Search the listing below for the word "трансферты" and copy each line that holds it.

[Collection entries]
::::::

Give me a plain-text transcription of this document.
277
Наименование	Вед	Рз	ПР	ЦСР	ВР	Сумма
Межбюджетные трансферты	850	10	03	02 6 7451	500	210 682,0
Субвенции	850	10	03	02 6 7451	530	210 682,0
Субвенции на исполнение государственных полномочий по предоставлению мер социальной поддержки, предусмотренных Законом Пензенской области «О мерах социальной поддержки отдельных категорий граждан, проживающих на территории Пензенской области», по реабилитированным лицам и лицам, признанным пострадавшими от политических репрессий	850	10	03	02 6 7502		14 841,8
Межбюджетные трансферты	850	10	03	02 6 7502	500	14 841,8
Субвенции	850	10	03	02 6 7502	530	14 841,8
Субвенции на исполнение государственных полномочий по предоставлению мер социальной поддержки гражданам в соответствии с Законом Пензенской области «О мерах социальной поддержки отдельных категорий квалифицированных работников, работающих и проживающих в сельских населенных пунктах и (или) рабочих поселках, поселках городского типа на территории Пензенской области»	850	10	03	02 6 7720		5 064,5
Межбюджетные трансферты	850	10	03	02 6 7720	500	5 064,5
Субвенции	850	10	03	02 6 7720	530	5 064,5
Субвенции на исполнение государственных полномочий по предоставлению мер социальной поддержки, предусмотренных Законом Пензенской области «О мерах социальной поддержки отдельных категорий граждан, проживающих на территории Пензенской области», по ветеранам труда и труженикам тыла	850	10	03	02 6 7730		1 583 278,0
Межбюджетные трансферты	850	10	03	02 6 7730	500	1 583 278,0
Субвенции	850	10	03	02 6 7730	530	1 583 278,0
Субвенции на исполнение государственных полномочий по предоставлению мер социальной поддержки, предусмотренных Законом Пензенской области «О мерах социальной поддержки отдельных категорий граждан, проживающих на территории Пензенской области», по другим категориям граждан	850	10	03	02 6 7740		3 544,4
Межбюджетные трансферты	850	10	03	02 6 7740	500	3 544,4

::::::

▶ RESPONSE TO THE TASK:
Межбюджетные трансферты	850	10	03	02 6 7451	500	210 682,0
Межбюджетные трансферты	850	10	03	02 6 7502	500	14 841,8
Межбюджетные трансферты	850	10	03	02 6 7720	500	5 064,5
Межбюджетные трансферты	850	10	03	02 6 7730	500	1 583 278,0
Межбюджетные трансферты	850	10	03	02 6 7740	500	3 544,4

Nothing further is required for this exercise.